Exercise details: Which lines hold the word "Japan"? Copy each of them from the material.

>> START

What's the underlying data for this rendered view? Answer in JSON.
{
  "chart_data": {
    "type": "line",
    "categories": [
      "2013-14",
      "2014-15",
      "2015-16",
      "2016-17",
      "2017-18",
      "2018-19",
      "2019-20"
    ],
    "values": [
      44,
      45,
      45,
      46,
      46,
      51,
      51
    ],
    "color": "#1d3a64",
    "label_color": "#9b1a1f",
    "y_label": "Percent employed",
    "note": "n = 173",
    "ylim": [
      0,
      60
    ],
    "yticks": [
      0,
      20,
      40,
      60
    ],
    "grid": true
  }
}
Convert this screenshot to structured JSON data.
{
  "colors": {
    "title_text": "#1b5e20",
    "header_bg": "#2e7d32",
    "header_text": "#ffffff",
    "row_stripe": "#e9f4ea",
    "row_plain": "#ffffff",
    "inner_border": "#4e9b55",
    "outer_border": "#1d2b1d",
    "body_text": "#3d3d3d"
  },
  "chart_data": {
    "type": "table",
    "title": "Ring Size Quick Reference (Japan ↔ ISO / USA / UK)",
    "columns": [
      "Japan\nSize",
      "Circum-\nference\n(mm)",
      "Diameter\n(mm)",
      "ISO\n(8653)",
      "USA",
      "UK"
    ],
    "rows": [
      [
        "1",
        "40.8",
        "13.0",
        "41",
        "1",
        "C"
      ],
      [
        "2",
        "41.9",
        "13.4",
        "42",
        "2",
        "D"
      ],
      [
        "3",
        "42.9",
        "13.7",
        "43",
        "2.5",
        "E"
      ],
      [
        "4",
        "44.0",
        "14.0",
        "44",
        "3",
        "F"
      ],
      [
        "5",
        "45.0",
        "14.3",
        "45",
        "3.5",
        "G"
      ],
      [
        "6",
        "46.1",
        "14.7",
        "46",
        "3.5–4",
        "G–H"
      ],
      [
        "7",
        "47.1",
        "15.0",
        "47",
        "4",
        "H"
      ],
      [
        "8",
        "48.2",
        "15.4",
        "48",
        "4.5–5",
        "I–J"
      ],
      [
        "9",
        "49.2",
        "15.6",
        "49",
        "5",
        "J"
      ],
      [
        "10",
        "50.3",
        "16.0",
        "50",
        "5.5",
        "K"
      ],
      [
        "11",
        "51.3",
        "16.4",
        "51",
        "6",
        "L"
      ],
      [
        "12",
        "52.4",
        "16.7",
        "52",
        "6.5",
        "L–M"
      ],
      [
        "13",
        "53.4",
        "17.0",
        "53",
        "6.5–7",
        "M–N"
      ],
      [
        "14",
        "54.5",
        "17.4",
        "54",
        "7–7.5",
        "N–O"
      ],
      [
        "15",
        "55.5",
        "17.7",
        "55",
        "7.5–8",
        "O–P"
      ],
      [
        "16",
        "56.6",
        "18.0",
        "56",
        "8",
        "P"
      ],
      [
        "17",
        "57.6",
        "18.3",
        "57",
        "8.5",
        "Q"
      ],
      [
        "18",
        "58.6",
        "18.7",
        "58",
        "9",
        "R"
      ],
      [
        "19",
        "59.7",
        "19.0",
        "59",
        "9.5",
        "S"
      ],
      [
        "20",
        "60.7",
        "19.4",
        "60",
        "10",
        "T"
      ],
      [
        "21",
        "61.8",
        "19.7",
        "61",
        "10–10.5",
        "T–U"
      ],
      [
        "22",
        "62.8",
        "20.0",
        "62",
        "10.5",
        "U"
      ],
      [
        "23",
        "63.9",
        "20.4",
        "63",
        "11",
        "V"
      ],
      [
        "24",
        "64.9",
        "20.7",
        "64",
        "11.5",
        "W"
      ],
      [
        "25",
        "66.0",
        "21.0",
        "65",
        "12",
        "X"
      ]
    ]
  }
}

>> END
>> START

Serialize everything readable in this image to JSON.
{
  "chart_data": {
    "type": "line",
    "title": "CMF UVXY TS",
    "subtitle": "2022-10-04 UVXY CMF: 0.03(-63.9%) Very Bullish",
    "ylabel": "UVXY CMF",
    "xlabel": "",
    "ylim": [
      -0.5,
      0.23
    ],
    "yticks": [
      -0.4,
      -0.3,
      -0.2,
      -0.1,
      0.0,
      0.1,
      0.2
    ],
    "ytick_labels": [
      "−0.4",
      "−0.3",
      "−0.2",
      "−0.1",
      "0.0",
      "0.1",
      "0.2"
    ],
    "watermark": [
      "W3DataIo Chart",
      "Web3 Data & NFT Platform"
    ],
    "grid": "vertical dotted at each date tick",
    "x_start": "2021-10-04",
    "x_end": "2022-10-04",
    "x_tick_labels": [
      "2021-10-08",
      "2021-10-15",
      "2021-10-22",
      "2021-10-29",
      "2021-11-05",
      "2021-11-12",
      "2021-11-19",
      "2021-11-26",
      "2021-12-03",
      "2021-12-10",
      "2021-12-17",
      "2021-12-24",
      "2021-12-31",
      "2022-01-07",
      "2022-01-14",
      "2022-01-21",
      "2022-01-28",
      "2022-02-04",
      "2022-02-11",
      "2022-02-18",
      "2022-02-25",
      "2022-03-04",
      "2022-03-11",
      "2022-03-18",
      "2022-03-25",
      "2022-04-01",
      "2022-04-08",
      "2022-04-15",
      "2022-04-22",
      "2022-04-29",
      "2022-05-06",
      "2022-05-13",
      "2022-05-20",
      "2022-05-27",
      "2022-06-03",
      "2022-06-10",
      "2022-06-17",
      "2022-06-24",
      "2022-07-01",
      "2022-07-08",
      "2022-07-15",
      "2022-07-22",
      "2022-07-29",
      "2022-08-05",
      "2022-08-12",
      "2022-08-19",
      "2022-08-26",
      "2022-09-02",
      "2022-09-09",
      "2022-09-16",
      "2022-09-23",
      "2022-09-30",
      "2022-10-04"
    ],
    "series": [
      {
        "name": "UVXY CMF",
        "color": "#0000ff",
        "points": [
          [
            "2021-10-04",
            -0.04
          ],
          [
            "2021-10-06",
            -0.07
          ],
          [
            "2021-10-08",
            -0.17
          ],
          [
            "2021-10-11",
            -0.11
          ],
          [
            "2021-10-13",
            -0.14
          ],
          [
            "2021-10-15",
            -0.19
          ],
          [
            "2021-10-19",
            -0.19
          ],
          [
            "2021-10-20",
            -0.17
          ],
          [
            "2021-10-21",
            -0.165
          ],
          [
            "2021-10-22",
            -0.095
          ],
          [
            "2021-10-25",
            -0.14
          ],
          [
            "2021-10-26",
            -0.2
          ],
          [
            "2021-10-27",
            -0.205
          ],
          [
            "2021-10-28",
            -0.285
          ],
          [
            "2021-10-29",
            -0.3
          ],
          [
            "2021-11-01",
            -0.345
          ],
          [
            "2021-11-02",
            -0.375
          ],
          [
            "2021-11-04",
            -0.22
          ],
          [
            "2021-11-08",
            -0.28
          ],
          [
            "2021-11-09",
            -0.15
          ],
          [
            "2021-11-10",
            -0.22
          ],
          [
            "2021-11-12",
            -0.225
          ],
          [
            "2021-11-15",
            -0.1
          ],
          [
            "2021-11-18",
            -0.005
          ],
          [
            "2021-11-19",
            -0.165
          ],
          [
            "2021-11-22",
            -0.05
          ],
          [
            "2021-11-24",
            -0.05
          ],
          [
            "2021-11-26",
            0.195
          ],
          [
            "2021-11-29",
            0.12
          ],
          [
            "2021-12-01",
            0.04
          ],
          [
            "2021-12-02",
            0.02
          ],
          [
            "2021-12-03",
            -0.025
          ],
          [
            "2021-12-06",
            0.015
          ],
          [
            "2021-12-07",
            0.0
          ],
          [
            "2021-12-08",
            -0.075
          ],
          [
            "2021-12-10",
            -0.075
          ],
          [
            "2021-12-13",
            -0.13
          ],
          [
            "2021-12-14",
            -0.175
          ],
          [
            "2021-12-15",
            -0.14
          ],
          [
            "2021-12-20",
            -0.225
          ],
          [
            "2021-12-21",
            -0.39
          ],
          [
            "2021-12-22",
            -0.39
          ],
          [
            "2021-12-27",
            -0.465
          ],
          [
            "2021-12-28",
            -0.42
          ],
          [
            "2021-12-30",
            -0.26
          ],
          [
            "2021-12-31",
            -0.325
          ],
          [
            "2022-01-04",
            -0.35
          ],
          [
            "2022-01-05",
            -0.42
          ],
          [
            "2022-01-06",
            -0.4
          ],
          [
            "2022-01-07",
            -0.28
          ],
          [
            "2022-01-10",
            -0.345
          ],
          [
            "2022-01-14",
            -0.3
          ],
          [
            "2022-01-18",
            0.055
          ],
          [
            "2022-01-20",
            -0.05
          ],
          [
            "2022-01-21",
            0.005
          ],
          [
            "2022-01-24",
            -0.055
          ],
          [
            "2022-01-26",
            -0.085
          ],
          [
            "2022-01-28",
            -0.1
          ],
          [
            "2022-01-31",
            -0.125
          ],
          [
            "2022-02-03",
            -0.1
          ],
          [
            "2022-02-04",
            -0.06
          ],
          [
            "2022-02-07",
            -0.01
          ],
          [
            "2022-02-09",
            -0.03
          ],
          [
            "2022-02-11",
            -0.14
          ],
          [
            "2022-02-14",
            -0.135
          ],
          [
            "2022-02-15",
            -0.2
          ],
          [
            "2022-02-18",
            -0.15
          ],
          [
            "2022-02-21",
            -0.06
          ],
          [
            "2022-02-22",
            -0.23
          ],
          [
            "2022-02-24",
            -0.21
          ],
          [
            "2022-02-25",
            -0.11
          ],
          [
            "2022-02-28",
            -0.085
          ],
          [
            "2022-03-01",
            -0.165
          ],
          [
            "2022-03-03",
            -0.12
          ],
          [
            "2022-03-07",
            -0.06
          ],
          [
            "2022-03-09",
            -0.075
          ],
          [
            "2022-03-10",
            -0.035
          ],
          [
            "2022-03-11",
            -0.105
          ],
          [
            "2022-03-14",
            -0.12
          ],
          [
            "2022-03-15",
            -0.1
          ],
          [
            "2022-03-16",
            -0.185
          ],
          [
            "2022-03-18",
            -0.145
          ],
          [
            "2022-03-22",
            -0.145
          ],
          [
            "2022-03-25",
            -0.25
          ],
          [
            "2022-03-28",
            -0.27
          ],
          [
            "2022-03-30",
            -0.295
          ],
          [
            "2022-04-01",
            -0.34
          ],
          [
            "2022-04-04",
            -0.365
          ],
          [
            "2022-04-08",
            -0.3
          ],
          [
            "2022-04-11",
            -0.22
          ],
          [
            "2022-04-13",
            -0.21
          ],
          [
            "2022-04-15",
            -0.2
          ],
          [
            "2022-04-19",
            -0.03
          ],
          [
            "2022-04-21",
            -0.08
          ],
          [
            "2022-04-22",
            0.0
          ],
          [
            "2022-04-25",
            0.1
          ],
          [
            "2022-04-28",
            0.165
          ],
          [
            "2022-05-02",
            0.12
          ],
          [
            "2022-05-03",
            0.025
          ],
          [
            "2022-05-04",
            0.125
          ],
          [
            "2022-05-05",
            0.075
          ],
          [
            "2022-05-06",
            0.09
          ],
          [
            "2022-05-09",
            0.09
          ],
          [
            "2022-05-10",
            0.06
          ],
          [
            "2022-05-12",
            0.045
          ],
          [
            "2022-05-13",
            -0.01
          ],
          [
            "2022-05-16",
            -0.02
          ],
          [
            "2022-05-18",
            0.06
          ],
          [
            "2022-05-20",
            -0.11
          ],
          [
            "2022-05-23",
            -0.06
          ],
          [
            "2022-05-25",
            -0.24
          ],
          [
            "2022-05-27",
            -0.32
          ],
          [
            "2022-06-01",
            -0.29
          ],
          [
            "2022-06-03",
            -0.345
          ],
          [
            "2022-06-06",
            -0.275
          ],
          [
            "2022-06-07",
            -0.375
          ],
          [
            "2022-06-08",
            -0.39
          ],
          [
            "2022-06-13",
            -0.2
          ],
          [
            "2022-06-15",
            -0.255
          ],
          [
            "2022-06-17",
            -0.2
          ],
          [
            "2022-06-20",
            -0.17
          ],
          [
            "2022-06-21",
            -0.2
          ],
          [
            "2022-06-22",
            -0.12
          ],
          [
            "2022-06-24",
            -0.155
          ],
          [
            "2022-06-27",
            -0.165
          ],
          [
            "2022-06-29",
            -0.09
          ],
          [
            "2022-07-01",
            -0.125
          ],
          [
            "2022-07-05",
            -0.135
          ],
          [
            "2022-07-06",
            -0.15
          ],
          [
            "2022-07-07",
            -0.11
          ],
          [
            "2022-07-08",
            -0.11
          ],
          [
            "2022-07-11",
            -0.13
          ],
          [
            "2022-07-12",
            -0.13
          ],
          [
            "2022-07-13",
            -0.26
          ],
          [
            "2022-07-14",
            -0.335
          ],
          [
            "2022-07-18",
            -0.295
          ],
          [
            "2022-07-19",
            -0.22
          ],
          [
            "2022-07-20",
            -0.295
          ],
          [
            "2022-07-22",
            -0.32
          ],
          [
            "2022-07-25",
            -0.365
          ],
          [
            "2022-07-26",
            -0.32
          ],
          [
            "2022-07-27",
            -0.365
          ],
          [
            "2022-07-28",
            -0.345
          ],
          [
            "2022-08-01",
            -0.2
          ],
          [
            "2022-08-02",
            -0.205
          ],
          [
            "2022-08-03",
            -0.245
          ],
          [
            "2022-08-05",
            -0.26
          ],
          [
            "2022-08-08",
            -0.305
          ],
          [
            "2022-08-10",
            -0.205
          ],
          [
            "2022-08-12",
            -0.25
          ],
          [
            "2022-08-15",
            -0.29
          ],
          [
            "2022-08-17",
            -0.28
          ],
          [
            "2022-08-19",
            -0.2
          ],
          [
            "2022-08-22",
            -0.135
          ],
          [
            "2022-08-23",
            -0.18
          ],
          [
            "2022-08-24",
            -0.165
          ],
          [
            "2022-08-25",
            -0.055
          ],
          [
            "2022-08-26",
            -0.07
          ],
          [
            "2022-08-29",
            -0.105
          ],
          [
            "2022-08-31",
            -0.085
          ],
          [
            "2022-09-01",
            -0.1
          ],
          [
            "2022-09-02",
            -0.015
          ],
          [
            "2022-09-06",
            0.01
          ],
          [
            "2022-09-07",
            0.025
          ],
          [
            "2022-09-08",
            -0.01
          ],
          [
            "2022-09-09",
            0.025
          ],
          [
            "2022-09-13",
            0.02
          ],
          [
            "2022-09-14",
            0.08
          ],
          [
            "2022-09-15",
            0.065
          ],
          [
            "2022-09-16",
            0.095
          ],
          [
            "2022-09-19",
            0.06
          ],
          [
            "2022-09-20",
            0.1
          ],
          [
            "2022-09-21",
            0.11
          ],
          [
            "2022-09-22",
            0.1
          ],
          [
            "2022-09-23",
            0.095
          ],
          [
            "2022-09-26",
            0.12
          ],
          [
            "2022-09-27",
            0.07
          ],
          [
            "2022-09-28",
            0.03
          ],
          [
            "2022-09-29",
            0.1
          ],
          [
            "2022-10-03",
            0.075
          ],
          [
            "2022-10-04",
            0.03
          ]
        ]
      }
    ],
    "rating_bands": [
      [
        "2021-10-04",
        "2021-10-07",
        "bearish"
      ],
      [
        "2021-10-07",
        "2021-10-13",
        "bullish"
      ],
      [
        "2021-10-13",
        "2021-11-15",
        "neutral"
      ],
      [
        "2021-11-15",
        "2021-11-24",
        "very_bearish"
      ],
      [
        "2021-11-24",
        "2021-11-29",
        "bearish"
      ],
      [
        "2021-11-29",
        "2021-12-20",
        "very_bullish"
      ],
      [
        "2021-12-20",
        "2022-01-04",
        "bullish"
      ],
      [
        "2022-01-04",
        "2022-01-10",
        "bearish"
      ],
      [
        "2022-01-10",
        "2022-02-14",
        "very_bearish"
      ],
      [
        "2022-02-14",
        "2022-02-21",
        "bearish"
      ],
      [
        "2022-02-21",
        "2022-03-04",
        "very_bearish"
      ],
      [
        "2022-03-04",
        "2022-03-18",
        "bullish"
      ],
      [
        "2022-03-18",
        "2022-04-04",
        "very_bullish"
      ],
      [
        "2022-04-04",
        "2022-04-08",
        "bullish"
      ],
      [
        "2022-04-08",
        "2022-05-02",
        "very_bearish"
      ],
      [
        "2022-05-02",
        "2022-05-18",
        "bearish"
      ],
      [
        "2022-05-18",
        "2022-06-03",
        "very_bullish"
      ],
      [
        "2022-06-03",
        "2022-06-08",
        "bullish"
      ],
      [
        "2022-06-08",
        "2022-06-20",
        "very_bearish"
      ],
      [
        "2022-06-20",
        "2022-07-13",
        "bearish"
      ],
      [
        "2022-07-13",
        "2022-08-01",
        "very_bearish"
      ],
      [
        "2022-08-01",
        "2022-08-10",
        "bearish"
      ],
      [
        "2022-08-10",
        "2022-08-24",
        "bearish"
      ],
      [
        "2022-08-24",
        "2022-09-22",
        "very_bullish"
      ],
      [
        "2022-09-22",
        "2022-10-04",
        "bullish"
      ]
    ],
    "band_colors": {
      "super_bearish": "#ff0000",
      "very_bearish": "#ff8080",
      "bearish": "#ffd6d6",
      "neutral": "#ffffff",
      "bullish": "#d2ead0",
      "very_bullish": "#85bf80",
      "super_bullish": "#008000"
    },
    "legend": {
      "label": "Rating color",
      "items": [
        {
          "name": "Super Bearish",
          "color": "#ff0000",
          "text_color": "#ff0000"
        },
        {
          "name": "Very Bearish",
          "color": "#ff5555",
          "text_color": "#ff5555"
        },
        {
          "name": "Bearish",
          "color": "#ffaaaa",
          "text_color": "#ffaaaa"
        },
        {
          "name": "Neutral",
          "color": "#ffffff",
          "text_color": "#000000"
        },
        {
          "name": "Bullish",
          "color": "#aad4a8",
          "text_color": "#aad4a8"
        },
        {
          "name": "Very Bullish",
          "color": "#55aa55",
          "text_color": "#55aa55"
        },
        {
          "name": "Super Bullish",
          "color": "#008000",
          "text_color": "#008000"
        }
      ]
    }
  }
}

>> END

Correct result:
    "title": "Ring Size Quick Reference (Japan ↔ ISO / USA / UK)",
      "Japan\nSize",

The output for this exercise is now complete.